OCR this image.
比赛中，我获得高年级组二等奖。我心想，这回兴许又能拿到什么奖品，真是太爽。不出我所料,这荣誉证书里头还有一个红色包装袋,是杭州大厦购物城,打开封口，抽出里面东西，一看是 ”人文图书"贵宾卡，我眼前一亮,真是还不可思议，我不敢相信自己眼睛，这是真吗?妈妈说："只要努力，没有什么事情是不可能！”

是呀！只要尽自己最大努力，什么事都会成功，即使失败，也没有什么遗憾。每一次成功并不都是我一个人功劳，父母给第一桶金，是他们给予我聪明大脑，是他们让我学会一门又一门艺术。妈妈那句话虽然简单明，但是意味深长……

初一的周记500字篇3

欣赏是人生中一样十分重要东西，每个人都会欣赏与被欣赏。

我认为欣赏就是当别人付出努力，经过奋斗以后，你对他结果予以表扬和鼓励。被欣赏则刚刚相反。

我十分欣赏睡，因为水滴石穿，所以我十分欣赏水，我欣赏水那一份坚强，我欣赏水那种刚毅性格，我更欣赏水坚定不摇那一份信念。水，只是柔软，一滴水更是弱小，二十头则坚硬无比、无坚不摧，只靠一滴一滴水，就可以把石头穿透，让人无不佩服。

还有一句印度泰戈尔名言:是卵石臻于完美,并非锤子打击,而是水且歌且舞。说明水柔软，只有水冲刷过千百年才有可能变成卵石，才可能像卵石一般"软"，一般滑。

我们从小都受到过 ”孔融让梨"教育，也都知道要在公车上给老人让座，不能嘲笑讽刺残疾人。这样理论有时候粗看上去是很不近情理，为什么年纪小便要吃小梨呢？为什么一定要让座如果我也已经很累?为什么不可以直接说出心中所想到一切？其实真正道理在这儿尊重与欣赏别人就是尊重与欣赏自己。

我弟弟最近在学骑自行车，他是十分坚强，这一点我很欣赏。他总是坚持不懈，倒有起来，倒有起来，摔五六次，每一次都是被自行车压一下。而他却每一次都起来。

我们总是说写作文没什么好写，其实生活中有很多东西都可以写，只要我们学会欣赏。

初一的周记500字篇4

## Problem requirements
Please quote the data above in full, with no line missing.

## Written solution
OCR this image.
比赛中，我获得高年级组二等奖。我心想，这回兴许又能拿到什么奖品，真是太爽。不出我所料,这荣誉证书里头还有一个红色包装袋,是杭州大厦购物城,打开封口，抽出里面东西，一看是 ”人文图书"贵宾卡，我眼前一亮,真是还不可思议，我不敢相信自己眼睛，这是真吗?妈妈说："只要努力，没有什么事情是不可能！”

是呀！只要尽自己最大努力，什么事都会成功，即使失败，也没有什么遗憾。每一次成功并不都是我一个人功劳，父母给第一桶金，是他们给予我聪明大脑，是他们让我学会一门又一门艺术。妈妈那句话虽然简单明，但是意味深长……

初一的周记500字篇3

欣赏是人生中一样十分重要东西，每个人都会欣赏与被欣赏。

我认为欣赏就是当别人付出努力，经过奋斗以后，你对他结果予以表扬和鼓励。被欣赏则刚刚相反。

我十分欣赏睡，因为水滴石穿，所以我十分欣赏水，我欣赏水那一份坚强，我欣赏水那种刚毅性格，我更欣赏水坚定不摇那一份信念。水，只是柔软，一滴水更是弱小，二十头则坚硬无比、无坚不摧，只靠一滴一滴水，就可以把石头穿透，让人无不佩服。

还有一句印度泰戈尔名言:是卵石臻于完美,并非锤子打击,而是水且歌且舞。说明水柔软，只有水冲刷过千百年才有可能变成卵石，才可能像卵石一般"软"，一般滑。

我们从小都受到过 ”孔融让梨"教育，也都知道要在公车上给老人让座，不能嘲笑讽刺残疾人。这样理论有时候粗看上去是很不近情理，为什么年纪小便要吃小梨呢？为什么一定要让座如果我也已经很累?为什么不可以直接说出心中所想到一切？其实真正道理在这儿尊重与欣赏别人就是尊重与欣赏自己。

我弟弟最近在学骑自行车，他是十分坚强，这一点我很欣赏。他总是坚持不懈，倒有起来，倒有起来，摔五六次，每一次都是被自行车压一下。而他却每一次都起来。

我们总是说写作文没什么好写，其实生活中有很多东西都可以写，只要我们学会欣赏。

初一的周记500字篇4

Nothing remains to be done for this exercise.